Directive → Report how many lines of the listing below include the word "this". Give nothing but the number.
•••••
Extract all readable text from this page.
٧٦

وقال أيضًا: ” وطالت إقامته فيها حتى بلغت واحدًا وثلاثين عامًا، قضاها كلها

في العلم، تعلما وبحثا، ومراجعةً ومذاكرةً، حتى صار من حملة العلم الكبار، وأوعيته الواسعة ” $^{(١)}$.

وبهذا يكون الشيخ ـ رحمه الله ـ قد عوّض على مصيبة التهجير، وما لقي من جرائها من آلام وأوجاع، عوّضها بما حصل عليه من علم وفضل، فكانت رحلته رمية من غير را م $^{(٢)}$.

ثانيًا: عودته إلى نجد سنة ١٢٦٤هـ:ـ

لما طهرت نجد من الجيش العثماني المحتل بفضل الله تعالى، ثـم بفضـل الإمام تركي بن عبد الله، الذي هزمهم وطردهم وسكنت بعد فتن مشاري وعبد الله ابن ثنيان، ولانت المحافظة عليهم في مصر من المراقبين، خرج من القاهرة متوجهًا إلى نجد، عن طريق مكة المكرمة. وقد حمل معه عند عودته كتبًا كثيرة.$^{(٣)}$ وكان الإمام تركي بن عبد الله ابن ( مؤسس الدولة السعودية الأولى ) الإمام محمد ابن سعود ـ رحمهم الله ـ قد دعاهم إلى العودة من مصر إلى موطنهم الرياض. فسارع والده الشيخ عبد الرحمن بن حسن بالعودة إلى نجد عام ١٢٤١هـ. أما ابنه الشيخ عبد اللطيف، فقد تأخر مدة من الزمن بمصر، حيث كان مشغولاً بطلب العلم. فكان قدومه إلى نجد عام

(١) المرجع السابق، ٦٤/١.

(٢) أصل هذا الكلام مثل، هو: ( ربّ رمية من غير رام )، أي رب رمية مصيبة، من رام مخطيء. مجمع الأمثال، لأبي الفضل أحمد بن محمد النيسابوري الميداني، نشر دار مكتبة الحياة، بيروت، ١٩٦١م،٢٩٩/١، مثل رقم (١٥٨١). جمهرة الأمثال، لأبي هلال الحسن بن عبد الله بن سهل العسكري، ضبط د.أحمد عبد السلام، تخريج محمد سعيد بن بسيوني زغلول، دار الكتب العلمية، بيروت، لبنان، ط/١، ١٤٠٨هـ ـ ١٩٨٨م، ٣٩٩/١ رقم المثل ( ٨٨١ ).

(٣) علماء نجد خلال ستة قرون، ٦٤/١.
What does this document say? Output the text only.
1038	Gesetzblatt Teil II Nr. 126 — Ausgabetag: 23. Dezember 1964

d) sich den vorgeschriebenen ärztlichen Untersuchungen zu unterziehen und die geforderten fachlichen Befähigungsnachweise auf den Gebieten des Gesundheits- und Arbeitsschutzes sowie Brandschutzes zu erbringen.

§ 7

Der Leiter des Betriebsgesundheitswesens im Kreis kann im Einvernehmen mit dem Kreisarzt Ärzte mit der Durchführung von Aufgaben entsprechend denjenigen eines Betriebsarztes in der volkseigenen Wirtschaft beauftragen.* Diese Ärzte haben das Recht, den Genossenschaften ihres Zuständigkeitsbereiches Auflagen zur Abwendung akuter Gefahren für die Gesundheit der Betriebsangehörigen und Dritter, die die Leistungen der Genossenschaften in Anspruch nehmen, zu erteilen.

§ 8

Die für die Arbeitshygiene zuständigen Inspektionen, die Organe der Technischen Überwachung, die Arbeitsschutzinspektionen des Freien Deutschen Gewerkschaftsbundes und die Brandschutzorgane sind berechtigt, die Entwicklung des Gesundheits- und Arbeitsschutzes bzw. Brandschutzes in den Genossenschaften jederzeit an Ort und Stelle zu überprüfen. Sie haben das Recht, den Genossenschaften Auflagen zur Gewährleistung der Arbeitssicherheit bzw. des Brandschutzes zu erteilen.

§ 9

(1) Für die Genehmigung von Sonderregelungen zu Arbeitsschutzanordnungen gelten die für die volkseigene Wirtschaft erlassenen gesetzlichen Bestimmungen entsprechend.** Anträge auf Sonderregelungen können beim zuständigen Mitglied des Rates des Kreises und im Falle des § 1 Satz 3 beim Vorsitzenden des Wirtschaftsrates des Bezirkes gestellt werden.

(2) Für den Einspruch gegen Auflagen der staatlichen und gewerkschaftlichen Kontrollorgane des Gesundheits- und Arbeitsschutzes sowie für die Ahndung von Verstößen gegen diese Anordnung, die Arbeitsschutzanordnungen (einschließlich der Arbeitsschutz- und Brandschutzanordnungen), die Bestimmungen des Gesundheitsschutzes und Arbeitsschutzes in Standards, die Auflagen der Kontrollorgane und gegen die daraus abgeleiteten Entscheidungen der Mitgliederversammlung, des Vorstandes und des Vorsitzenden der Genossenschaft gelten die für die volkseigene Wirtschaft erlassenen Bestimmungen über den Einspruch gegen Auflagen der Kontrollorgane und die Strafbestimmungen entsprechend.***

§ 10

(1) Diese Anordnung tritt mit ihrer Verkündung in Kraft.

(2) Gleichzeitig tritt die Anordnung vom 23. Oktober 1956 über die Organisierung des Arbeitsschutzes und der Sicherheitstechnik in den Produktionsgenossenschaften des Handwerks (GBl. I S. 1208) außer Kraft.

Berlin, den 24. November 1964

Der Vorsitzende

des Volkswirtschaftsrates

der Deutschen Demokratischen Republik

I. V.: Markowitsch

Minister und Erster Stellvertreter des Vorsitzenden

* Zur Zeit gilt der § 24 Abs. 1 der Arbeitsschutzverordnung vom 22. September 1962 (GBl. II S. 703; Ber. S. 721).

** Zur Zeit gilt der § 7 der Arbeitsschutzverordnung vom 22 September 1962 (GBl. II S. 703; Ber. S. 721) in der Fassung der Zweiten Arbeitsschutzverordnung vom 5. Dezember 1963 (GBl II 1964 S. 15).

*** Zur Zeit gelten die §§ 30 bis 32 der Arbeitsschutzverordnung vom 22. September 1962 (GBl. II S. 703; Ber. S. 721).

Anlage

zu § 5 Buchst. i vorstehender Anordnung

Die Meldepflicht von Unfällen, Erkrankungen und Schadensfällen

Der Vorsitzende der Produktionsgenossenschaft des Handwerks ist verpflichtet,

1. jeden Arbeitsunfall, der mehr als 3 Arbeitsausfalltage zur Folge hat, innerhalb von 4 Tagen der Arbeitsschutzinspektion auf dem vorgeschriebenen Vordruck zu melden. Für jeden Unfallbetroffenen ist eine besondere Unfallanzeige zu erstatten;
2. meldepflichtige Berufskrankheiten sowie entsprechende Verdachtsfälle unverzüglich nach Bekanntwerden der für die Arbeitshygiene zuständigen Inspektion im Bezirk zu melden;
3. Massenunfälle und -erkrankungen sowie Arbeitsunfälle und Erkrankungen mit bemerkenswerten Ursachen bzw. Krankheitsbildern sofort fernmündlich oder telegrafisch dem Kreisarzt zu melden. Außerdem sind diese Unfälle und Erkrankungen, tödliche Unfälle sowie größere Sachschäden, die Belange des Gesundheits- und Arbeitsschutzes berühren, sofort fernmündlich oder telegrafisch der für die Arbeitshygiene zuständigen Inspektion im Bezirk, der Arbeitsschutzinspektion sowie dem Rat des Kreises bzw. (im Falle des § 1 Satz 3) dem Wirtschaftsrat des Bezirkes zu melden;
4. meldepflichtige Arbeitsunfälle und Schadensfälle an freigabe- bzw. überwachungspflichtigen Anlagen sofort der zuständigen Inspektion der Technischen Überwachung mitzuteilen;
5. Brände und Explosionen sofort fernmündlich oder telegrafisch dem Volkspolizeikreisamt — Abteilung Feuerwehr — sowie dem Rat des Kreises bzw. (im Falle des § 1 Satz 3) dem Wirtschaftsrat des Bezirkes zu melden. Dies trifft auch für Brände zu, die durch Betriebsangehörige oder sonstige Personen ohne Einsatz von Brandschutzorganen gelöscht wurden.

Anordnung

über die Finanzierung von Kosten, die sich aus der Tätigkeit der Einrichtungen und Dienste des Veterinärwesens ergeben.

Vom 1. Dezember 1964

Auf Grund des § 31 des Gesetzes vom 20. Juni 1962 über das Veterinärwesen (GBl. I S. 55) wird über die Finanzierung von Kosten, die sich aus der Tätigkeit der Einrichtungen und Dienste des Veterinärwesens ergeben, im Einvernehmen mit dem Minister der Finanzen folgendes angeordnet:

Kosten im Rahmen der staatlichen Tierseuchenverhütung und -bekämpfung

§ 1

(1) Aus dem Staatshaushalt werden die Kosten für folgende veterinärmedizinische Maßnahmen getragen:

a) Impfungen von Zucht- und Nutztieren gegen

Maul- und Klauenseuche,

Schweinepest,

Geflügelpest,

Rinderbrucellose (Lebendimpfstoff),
•••••
Right answer → 2